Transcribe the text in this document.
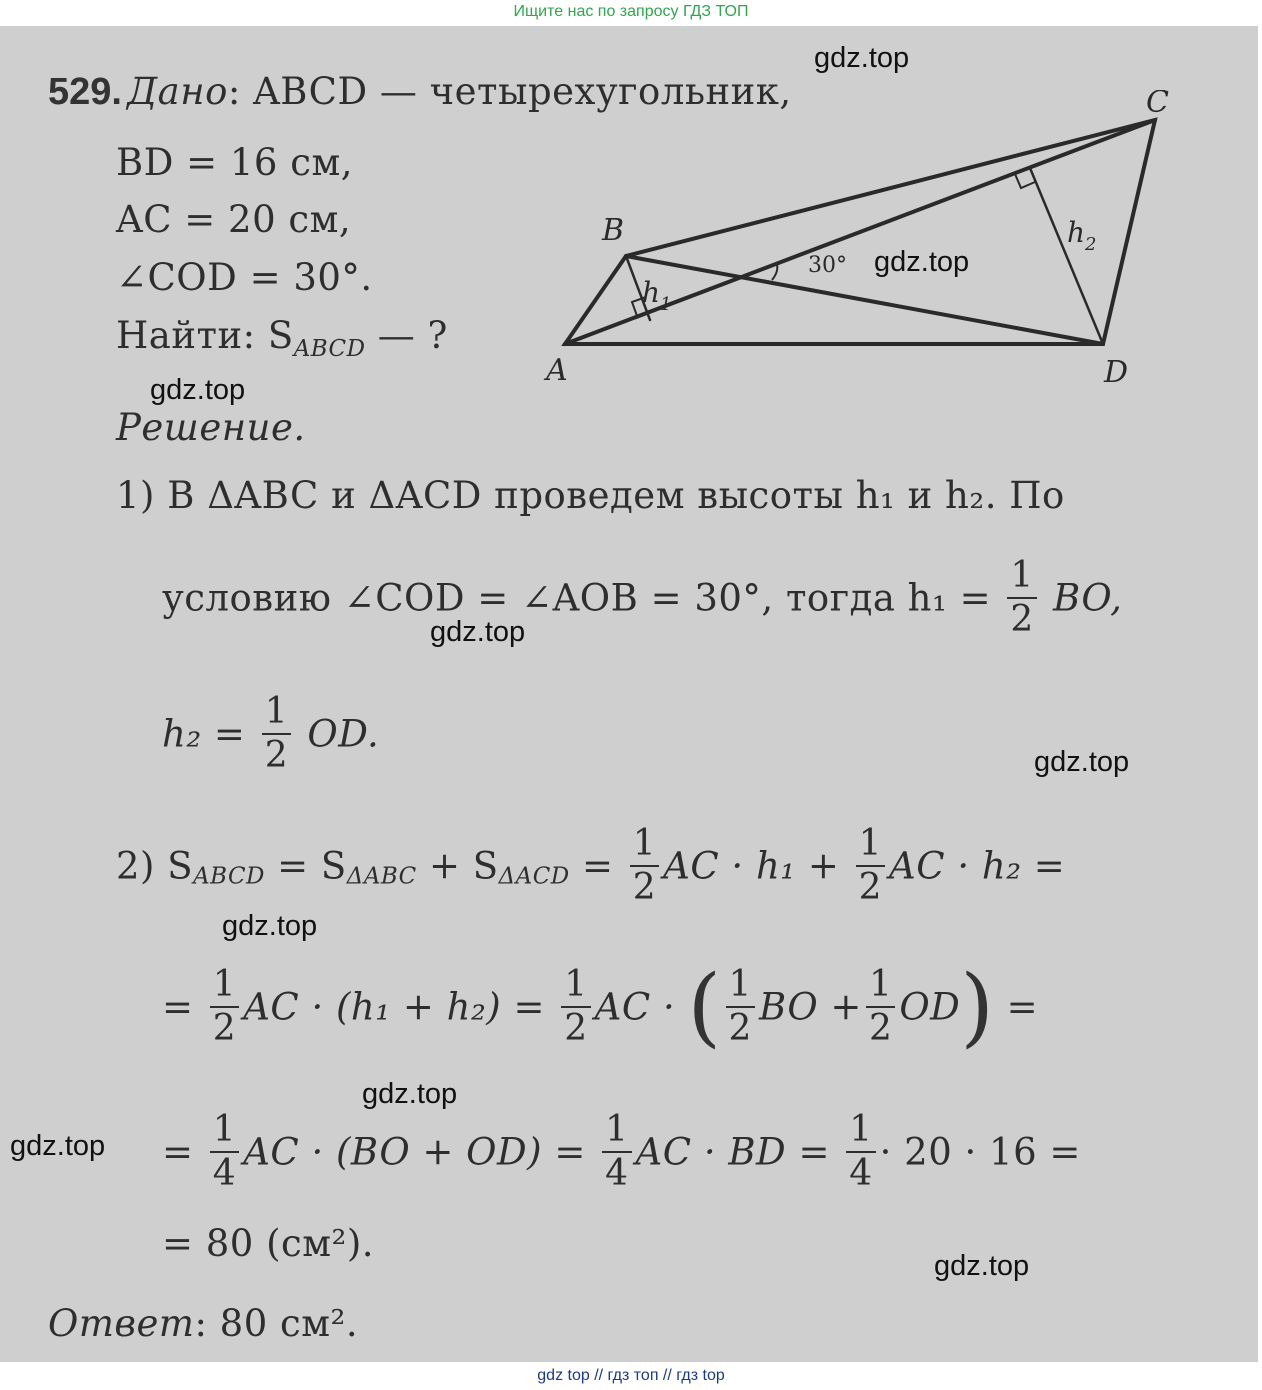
Ищите нас по запросу ГДЗ ТОП
529. Дано: ABCD — четырехугольник,
BD = 16 см,
AC = 20 см,
∠COD = 30°.
Найти: $S_{ABCD}$ — ?
Решение.
A
B
C
D
h 1
h 2
30°
1) В ΔABC и ΔACD проведем высоты h₁ и h₂. По
условию ∠COD = ∠AOB = 30°, тогда $h_1 = \frac{1}{2}$ BO,
$h_2 = \frac{1}{2}$ OD.
2) $S_{ABCD} = S_{\Delta ABC} + S_{\Delta ACD} = \frac{1}{2}$ AC · $h_1 + \frac{1}{2}$ AC · h₂ =
= $\frac{1}{2}$ AC · $(h_1 + h_2) = \frac{1}{2}$ AC · ( $\frac{1}{2}$ BO + $\frac{1}{2} OD$) =
= $\frac{1}{4}$ AC · $(BO + OD) = \frac{1}{4}$ AC · BD = $\frac{1}{4} \cdot 20 \cdot 16$ =
= 80 (см²).
Ответ: 80 см².
gdz.top
gdz.top
gdz.top
gdz.top
gdz.top
gdz.top
gdz.top
gdz.top
gdz.top
gdz top // гдз топ // гдз top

EXERCISE DESCRIPTION:
Using the data above, print every line exactly, omitting pictures.

THE REPLY:
Transcribe the text in this document.
Ищите нас по запросу ГДЗ ТОП
529. Дано: ABCD — четырехугольник,
BD = 16 см,
AC = 20 см,
∠COD = 30°.
Найти: $S_{ABCD}$ — ?
Решение.
A
B
C
D
h 1
h 2
30°
1) В ΔABC и ΔACD проведем высоты h₁ и h₂. По
условию ∠COD = ∠AOB = 30°, тогда $h_1 = \frac{1}{2}$ BO,
$h_2 = \frac{1}{2}$ OD.
2) $S_{ABCD} = S_{\Delta ABC} + S_{\Delta ACD} = \frac{1}{2}$ AC · $h_1 + \frac{1}{2}$ AC · h₂ =
= $\frac{1}{2}$ AC · $(h_1 + h_2) = \frac{1}{2}$ AC · ( $\frac{1}{2}$ BO + $\frac{1}{2} OD$) =
= $\frac{1}{4}$ AC · $(BO + OD) = \frac{1}{4}$ AC · BD = $\frac{1}{4} \cdot 20 \cdot 16$ =
= 80 (см²).
Ответ: 80 см².
gdz.top
gdz.top
gdz.top
gdz.top
gdz.top
gdz.top
gdz.top
gdz.top
gdz.top
gdz top // гдз топ // гдз top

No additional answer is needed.